__SHORT TASK__
Recast the records in the stretch from the line containing "localize all elements." through the line containing "162, 334, 198]" as a two-column CSV headed input and output. Give one row per entry, with its text under input and its answer under output, each in a single quoted field and with line breaks replaced by spaces.

__MATERIAL TO PROCESS__
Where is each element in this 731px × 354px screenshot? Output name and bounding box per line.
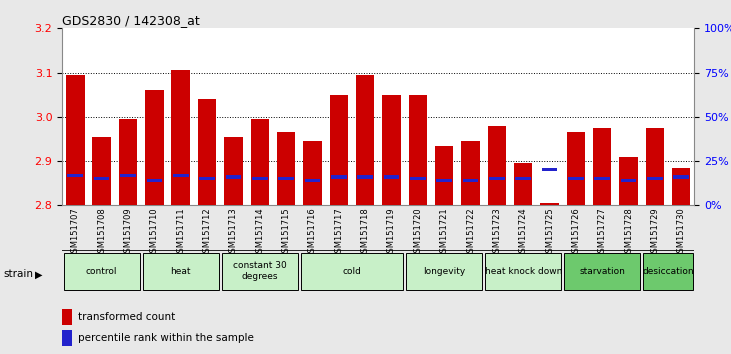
--
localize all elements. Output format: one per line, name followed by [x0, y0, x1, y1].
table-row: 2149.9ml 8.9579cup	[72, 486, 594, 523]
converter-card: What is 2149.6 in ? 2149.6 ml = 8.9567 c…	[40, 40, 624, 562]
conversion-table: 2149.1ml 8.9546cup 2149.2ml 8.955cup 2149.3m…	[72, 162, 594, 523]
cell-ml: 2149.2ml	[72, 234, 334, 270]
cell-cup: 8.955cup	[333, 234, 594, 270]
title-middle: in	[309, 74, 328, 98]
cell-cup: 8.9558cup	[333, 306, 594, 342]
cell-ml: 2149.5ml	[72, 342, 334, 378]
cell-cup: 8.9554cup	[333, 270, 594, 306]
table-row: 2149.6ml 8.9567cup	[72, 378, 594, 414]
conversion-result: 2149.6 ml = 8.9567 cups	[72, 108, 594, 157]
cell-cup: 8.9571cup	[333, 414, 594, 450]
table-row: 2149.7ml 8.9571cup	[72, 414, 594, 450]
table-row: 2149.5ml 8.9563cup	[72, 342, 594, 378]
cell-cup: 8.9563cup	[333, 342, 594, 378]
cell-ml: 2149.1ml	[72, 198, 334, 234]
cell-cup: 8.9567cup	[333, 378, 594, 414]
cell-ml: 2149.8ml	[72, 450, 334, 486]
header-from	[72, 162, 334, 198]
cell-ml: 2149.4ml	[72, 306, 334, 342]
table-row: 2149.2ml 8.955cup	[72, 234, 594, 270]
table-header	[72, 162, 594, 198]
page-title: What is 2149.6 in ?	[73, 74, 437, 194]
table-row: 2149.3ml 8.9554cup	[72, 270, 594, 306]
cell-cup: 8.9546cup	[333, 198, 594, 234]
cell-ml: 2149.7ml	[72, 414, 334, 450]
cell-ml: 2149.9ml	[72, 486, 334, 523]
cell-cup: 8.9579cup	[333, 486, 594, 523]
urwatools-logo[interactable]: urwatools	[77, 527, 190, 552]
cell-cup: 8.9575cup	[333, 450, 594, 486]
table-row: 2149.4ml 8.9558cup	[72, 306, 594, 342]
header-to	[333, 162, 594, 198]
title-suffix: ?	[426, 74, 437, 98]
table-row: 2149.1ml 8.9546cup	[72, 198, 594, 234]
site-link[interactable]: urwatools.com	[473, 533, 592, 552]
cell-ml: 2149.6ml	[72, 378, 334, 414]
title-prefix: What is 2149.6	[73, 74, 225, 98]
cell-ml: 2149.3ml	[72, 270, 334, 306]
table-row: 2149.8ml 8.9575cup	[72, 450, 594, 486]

__WRITTEN RESPONSE__
input,output
"localize all elements. Output format: one per line, name followed by [x0, y0, x1, y1].","table-row: 2149.9ml 8.9579cup	[72, 486, 594, 523] converter-card: What is 2149.6 in ? 2149.6 ml = 8.9567 c…	[40, 40, 624, 562] conversion-table: 2149.1ml 8.9546cup 2149.2ml 8.955cup 2149.3m…	[72, 162, 594, 523] cell-ml: 2149.2ml	[72, 234, 334, 270] cell-cup: 8.955cup	[333, 234, 594, 270] title-middle: in	[309, 74, 328, 98] cell-cup: 8.9558cup	[333, 306, 594, 342] cell-ml: 2149.5ml	[72, 342, 334, 378] cell-cup: 8.9554cup	[333, 270, 594, 306] table-row: 2149.6ml 8.9567cup	[72, 378, 594, 414] conversion-result: 2149.6 ml = 8.9567 cups	[72, 108, 594, 157] cell-cup: 8.9571cup	[333, 414, 594, 450] table-row: 2149.7ml 8.9571cup	[72, 414, 594, 450] table-row: 2149.5ml 8.9563cup	[72, 342, 594, 378] cell-cup: 8.9563cup	[333, 342, 594, 378] cell-ml: 2149.1ml	[72, 198, 334, 234] cell-cup: 8.9567cup	[333, 378, 594, 414] cell-ml: 2149.8ml	[72, 450, 334, 486] header-from	[72, 162, 334, 198]"